Task goal:
Locate the lines that hold the string "content". Copy every such line.

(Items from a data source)
::::::::::

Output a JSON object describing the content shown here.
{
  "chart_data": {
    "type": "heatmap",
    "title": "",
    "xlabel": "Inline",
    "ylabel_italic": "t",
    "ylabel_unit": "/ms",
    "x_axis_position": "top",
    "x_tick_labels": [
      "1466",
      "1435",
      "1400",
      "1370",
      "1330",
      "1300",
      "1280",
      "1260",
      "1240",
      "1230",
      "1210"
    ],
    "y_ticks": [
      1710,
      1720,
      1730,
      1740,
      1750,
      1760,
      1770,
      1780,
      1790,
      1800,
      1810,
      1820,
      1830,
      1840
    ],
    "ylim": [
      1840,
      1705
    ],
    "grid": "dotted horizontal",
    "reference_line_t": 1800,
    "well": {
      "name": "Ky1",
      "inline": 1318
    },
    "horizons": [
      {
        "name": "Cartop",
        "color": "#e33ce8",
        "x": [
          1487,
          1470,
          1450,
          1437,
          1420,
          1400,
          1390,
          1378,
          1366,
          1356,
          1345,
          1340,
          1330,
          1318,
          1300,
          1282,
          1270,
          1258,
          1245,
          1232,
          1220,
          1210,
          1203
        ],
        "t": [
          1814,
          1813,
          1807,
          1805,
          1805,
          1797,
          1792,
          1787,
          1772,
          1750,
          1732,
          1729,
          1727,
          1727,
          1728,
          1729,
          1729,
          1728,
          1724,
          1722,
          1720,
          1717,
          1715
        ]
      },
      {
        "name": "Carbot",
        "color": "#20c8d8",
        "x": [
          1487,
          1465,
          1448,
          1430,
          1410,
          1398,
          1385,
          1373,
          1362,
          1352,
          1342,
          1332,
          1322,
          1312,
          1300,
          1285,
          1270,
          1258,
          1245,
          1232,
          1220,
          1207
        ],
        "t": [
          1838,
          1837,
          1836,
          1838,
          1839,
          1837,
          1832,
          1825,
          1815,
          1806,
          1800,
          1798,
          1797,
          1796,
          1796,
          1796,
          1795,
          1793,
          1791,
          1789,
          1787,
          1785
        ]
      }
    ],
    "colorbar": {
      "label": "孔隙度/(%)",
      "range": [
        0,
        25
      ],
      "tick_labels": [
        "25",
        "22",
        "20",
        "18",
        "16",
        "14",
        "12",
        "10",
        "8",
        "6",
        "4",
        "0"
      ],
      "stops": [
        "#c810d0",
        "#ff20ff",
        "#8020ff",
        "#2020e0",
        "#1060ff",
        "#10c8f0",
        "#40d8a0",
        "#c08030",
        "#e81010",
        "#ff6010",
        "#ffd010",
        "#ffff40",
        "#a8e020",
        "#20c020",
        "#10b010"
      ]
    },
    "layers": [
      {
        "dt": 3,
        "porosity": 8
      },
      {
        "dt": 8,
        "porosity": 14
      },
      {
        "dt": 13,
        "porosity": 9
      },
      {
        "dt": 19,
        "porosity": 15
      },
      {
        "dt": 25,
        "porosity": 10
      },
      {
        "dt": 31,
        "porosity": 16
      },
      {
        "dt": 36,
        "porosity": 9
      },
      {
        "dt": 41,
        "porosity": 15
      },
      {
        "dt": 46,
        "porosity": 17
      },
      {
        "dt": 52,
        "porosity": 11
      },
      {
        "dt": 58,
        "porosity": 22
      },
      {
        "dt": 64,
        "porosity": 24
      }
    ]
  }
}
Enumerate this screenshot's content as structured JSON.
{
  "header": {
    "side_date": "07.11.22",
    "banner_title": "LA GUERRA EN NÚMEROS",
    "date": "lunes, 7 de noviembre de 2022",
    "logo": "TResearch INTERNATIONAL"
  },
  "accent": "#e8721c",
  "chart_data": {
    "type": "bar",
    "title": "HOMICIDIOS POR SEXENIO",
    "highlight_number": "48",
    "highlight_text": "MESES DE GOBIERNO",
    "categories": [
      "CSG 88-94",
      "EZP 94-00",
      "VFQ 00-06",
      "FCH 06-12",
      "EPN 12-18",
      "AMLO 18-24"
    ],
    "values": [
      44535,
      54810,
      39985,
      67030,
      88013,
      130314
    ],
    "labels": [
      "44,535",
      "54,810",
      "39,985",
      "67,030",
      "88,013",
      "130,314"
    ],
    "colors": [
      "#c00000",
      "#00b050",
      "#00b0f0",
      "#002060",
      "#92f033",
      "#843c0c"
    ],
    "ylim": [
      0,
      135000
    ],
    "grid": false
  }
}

::::::::::

Task result:
Output a JSON object describing the content shown here.
Enumerate this screenshot's content as structured JSON.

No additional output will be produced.